EXERCISE DESCRIPTION: Which lines of the records contain "Italy"? Collect every one of them.

SUPPLIED MATERIAL:
>>>>

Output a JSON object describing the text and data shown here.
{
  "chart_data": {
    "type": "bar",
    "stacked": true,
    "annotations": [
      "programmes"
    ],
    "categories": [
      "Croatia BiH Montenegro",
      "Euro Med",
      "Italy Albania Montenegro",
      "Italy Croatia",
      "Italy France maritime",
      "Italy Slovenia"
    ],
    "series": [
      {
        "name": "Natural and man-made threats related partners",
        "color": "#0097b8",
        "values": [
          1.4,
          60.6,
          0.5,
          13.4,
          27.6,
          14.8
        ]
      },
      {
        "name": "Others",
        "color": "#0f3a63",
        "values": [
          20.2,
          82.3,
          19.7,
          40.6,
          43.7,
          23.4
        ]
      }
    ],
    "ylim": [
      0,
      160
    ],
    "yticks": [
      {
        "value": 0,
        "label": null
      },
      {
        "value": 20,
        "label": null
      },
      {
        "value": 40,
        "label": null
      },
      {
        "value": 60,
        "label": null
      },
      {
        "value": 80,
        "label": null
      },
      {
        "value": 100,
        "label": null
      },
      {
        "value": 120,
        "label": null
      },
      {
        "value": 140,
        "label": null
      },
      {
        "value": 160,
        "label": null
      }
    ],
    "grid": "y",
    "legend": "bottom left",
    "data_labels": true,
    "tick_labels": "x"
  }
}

<<<<

RESPONSE BELOW:
      "Italy Albania Montenegro",
      "Italy Croatia",
      "Italy France maritime",
      "Italy Slovenia"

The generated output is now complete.